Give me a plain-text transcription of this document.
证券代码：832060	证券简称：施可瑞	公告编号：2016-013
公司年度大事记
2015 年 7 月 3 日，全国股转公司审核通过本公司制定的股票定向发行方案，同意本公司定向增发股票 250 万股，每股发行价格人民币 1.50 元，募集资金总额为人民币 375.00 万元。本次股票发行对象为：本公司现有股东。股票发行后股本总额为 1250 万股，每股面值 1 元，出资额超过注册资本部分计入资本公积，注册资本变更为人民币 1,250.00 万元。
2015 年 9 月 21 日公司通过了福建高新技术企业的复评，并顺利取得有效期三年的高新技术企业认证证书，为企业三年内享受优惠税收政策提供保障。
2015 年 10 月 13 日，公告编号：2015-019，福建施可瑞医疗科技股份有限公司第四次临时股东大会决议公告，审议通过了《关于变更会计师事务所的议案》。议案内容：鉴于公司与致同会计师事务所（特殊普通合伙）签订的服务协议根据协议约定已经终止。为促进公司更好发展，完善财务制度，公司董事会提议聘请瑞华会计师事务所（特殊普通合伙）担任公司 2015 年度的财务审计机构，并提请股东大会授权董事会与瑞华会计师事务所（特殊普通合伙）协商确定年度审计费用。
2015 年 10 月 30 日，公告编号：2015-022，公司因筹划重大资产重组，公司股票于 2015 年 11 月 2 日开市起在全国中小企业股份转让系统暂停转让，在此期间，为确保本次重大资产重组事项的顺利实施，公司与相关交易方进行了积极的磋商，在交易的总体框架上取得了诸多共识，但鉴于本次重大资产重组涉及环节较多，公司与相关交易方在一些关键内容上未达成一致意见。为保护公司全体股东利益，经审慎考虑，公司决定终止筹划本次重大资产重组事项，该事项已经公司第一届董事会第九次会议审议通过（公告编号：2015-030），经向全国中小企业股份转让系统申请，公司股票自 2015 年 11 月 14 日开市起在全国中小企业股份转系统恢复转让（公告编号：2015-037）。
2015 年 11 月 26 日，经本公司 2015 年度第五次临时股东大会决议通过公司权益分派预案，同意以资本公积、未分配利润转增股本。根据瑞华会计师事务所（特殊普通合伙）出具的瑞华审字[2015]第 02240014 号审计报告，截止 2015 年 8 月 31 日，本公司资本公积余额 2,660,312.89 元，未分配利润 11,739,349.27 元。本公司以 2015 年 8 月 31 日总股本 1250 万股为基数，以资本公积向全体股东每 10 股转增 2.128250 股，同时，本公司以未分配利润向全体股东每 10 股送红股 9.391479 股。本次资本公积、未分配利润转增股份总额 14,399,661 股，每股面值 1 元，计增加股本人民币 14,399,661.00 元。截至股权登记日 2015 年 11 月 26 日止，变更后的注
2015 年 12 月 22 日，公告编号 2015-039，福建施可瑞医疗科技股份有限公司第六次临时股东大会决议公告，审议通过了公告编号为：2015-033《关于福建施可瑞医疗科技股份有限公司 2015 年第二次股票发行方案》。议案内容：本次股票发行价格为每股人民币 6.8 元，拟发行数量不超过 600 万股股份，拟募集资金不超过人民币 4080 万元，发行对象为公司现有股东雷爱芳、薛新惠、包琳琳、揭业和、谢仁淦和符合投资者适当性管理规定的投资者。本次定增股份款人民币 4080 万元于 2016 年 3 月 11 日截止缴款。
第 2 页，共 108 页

Directions for this task: Reproduce every record above exactly as it appears.

Answer for the task:
Give me a plain-text transcription of this document.
证券代码：832060	证券简称：施可瑞	公告编号：2016-013
公司年度大事记
2015 年 7 月 3 日，全国股转公司审核通过本公司制定的股票定向发行方案，同意本公司定向增发股票 250 万股，每股发行价格人民币 1.50 元，募集资金总额为人民币 375.00 万元。本次股票发行对象为：本公司现有股东。股票发行后股本总额为 1250 万股，每股面值 1 元，出资额超过注册资本部分计入资本公积，注册资本变更为人民币 1,250.00 万元。
2015 年 9 月 21 日公司通过了福建高新技术企业的复评，并顺利取得有效期三年的高新技术企业认证证书，为企业三年内享受优惠税收政策提供保障。
2015 年 10 月 13 日，公告编号：2015-019，福建施可瑞医疗科技股份有限公司第四次临时股东大会决议公告，审议通过了《关于变更会计师事务所的议案》。议案内容：鉴于公司与致同会计师事务所（特殊普通合伙）签订的服务协议根据协议约定已经终止。为促进公司更好发展，完善财务制度，公司董事会提议聘请瑞华会计师事务所（特殊普通合伙）担任公司 2015 年度的财务审计机构，并提请股东大会授权董事会与瑞华会计师事务所（特殊普通合伙）协商确定年度审计费用。
2015 年 10 月 30 日，公告编号：2015-022，公司因筹划重大资产重组，公司股票于 2015 年 11 月 2 日开市起在全国中小企业股份转让系统暂停转让，在此期间，为确保本次重大资产重组事项的顺利实施，公司与相关交易方进行了积极的磋商，在交易的总体框架上取得了诸多共识，但鉴于本次重大资产重组涉及环节较多，公司与相关交易方在一些关键内容上未达成一致意见。为保护公司全体股东利益，经审慎考虑，公司决定终止筹划本次重大资产重组事项，该事项已经公司第一届董事会第九次会议审议通过（公告编号：2015-030），经向全国中小企业股份转让系统申请，公司股票自 2015 年 11 月 14 日开市起在全国中小企业股份转系统恢复转让（公告编号：2015-037）。
2015 年 11 月 26 日，经本公司 2015 年度第五次临时股东大会决议通过公司权益分派预案，同意以资本公积、未分配利润转增股本。根据瑞华会计师事务所（特殊普通合伙）出具的瑞华审字[2015]第 02240014 号审计报告，截止 2015 年 8 月 31 日，本公司资本公积余额 2,660,312.89 元，未分配利润 11,739,349.27 元。本公司以 2015 年 8 月 31 日总股本 1250 万股为基数，以资本公积向全体股东每 10 股转增 2.128250 股，同时，本公司以未分配利润向全体股东每 10 股送红股 9.391479 股。本次资本公积、未分配利润转增股份总额 14,399,661 股，每股面值 1 元，计增加股本人民币 14,399,661.00 元。截至股权登记日 2015 年 11 月 26 日止，变更后的注
2015 年 12 月 22 日，公告编号 2015-039，福建施可瑞医疗科技股份有限公司第六次临时股东大会决议公告，审议通过了公告编号为：2015-033《关于福建施可瑞医疗科技股份有限公司 2015 年第二次股票发行方案》。议案内容：本次股票发行价格为每股人民币 6.8 元，拟发行数量不超过 600 万股股份，拟募集资金不超过人民币 4080 万元，发行对象为公司现有股东雷爱芳、薛新惠、包琳琳、揭业和、谢仁淦和符合投资者适当性管理规定的投资者。本次定增股份款人民币 4080 万元于 2016 年 3 月 11 日截止缴款。
第 2 页，共 108 页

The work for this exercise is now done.